## GIVEN PROBLEM 1
Return the full chess dataset notebook unchanged.

## SELECTED EXCERPT
◆ ◆ ◆ ◆ ◆ ◆ ◆

In [1]:
import numpy as np
import torch
import time
import tqdm
import pickle

# Load the move dictionary created during the data-processing
MOVE_DICTIONARY = pickle.load(open("../dataset/processed/test_elite/test_move_dictionary.p", "rb"))

# Initialize Dataset and Dataload
## Dataset
Our dataset consists of around 10M moves, played by humans with Lichess ELO of at least 2100, to ensure quality moves, pre-processed in file `data_processing.ipynb`
Our dataset is written in csv files, with just two columns `bitmaps` that represent the game state and `move played` that represents the game played by a human in that game state. 

As our dataset contains a very large number of examples we load it in batches of `NUM_EXAMPLES_TO_LOAD_PER_FETCH`, normally 640k examples at a time.
This is imperative as fetching 1.2M examples will use around 5gb ram, and, since the training was made in a GPU with 6GB of VRAM, we couldn't load the entire dataset at once.

This loaded batch is shuffled to prevent any inherent order or pattern in the data from affecting the training, especially sinced our data consists of moves of games that are read in order.

## Dataloader
Dataloader serves the purpose of fetching the data from our dataset and dividing the examples in batches of `TRAINING_BATCH_SIZE` elements 

In [2]:
from torch.utils.data import DataLoader
from ChessDataset import ChessEvalDataset

DATASET_PATH = '../dataset/processed/test_elite/results_black.csv'
## !IMPORTANT: This dictates how much ram will be used, and how much data will be loaded
# 640_000 loads around 5gb, dont push this too high as it will crash if ram deplects
# NUM_EXAMPLES_TO_LOAD_PER_FETCH = 1_280_000 
NUM_EXAMPLES_TO_LOAD_PER_FETCH = 320_000
TRAINING_BATCH_SIZE = 64

HEADERS = ("bitmaps", "movePlayed")
dataset = ChessEvalDataset(
    file = DATASET_PATH, 
    validation_size = 25_000,
    load_batch_size = NUM_EXAMPLES_TO_LOAD_PER_FETCH, 
    headers = HEADERS
)

◆ ◆ ◆ ◆ ◆ ◆ ◆

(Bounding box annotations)
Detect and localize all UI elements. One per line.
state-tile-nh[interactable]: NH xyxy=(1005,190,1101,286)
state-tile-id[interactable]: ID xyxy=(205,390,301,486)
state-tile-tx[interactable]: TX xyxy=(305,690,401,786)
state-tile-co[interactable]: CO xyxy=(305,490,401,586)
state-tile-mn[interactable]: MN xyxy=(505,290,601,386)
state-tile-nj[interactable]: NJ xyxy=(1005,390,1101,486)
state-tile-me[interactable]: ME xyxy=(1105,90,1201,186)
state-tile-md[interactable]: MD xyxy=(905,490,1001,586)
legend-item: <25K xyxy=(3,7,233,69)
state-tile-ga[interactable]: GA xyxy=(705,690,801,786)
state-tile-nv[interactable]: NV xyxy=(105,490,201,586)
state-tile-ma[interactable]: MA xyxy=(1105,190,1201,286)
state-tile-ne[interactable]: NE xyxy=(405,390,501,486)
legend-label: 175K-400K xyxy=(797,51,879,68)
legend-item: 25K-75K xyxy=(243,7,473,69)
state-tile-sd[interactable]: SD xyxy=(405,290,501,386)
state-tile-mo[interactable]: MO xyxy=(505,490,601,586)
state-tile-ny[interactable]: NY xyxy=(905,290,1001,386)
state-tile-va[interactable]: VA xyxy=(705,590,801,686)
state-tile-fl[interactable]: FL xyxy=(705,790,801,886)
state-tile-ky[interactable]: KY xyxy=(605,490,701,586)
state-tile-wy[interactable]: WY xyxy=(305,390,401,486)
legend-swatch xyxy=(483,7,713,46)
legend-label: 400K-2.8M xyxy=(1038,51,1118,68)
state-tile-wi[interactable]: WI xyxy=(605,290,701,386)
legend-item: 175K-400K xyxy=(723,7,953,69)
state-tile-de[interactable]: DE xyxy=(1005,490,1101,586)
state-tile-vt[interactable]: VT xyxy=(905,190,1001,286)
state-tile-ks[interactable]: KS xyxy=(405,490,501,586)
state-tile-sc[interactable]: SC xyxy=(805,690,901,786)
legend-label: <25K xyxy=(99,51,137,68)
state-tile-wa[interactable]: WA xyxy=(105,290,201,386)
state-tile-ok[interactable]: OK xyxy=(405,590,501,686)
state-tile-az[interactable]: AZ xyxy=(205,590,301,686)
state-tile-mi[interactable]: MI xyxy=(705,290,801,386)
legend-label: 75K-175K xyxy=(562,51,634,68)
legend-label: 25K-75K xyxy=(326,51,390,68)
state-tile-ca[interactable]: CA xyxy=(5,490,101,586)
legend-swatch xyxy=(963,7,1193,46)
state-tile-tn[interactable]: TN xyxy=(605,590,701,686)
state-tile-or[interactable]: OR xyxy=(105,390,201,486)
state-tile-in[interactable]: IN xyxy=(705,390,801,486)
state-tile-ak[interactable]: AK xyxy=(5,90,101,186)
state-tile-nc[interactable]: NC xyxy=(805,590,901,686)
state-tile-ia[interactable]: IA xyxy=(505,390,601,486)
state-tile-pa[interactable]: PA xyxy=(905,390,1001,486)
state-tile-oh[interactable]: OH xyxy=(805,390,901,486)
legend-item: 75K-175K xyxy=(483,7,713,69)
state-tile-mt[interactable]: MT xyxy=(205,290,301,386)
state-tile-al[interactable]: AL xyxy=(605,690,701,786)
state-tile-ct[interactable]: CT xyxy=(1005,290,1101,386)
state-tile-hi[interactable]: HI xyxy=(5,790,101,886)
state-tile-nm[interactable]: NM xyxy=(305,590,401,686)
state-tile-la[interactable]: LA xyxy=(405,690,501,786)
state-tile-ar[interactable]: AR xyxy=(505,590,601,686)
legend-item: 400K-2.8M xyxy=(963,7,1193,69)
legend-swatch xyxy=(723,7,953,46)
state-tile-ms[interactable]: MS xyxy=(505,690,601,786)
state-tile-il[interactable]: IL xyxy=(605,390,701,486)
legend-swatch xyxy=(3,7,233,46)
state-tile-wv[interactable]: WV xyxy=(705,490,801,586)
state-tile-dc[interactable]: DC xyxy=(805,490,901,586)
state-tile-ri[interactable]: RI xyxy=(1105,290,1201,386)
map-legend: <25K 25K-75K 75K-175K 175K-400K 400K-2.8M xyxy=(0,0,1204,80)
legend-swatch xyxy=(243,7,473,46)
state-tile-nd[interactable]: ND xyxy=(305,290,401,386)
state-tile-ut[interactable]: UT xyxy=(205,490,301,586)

◆ ◆ ◆ ◆ ◆ ◆ ◆

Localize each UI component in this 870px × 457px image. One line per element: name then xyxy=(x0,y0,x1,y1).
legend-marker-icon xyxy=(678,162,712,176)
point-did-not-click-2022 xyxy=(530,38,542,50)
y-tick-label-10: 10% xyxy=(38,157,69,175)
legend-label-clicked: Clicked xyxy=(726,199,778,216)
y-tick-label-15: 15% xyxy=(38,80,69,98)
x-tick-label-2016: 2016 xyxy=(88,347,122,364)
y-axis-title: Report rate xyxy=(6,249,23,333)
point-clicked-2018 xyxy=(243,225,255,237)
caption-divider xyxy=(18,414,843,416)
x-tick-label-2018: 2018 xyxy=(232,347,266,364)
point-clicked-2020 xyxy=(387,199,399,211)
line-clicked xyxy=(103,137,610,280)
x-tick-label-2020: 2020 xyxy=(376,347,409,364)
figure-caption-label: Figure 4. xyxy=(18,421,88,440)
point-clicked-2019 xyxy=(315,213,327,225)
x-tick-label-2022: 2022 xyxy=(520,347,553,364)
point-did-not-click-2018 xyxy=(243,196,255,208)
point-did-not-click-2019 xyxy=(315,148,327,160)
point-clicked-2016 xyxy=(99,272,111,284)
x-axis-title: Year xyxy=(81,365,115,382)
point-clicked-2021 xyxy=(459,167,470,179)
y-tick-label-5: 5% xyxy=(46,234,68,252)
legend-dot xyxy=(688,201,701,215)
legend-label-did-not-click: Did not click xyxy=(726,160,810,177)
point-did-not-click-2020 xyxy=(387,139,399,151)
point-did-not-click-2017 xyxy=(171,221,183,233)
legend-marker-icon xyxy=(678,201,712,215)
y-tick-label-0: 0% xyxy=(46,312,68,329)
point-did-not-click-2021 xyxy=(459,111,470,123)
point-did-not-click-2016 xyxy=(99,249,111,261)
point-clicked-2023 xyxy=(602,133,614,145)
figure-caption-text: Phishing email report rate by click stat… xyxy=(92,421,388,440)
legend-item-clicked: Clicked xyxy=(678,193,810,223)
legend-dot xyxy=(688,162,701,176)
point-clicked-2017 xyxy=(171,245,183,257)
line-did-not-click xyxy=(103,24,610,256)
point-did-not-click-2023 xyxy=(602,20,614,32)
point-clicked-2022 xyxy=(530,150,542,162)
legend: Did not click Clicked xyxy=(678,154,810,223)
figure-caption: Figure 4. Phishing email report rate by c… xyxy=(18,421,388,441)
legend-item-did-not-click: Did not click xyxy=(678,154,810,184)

◆ ◆ ◆ ◆ ◆ ◆ ◆

## GIVEN PROBLEM 2
In the records, take the part that opens with the line containing "Localize each UI" and closes with the line containing "x-tick-label-2020: 2020 xyxy=(376,347,409,364)". Swap "x-tick-label" for "x-axis-label" there and output only those lines, with all else left as is.

## SOLUTION 1
In [1]:
import numpy as np
import torch
import time
import tqdm
import pickle

# Load the move dictionary created during the data-processing
MOVE_DICTIONARY = pickle.load(open("../dataset/processed/test_elite/test_move_dictionary.p", "rb"))

# Initialize Dataset and Dataload
## Dataset
Our dataset consists of around 10M moves, played by humans with Lichess ELO of at least 2100, to ensure quality moves, pre-processed in file `data_processing.ipynb`
Our dataset is written in csv files, with just two columns `bitmaps` that represent the game state and `move played` that represents the game played by a human in that game state. 

As our dataset contains a very large number of examples we load it in batches of `NUM_EXAMPLES_TO_LOAD_PER_FETCH`, normally 640k examples at a time.
This is imperative as fetching 1.2M examples will use around 5gb ram, and, since the training was made in a GPU with 6GB of VRAM, we couldn't load the entire dataset at once.

This loaded batch is shuffled to prevent any inherent order or pattern in the data from affecting the training, especially sinced our data consists of moves of games that are read in order.

## Dataloader
Dataloader serves the purpose of fetching the data from our dataset and dividing the examples in batches of `TRAINING_BATCH_SIZE` elements 

In [2]:
from torch.utils.data import DataLoader
from ChessDataset import ChessEvalDataset

DATASET_PATH = '../dataset/processed/test_elite/results_black.csv'
## !IMPORTANT: This dictates how much ram will be used, and how much data will be loaded
# 640_000 loads around 5gb, dont push this too high as it will crash if ram deplects
# NUM_EXAMPLES_TO_LOAD_PER_FETCH = 1_280_000 
NUM_EXAMPLES_TO_LOAD_PER_FETCH = 320_000
TRAINING_BATCH_SIZE = 64

HEADERS = ("bitmaps", "movePlayed")
dataset = ChessEvalDataset(
    file = DATASET_PATH, 
    validation_size = 25_000,
    load_batch_size = NUM_EXAMPLES_TO_LOAD_PER_FETCH, 
    headers = HEADERS
)

## SOLUTION 2
Localize each UI component in this 870px × 457px image. One line per element: name then xyxy=(x0,y0,x1,y1).
legend-marker-icon xyxy=(678,162,712,176)
point-did-not-click-2022 xyxy=(530,38,542,50)
y-tick-label-10: 10% xyxy=(38,157,69,175)
legend-label-clicked: Clicked xyxy=(726,199,778,216)
y-tick-label-15: 15% xyxy=(38,80,69,98)
x-axis-label-2016: 2016 xyxy=(88,347,122,364)
y-axis-title: Report rate xyxy=(6,249,23,333)
point-clicked-2018 xyxy=(243,225,255,237)
caption-divider xyxy=(18,414,843,416)
x-axis-label-2018: 2018 xyxy=(232,347,266,364)
point-clicked-2020 xyxy=(387,199,399,211)
line-clicked xyxy=(103,137,610,280)
x-axis-label-2020: 2020 xyxy=(376,347,409,364)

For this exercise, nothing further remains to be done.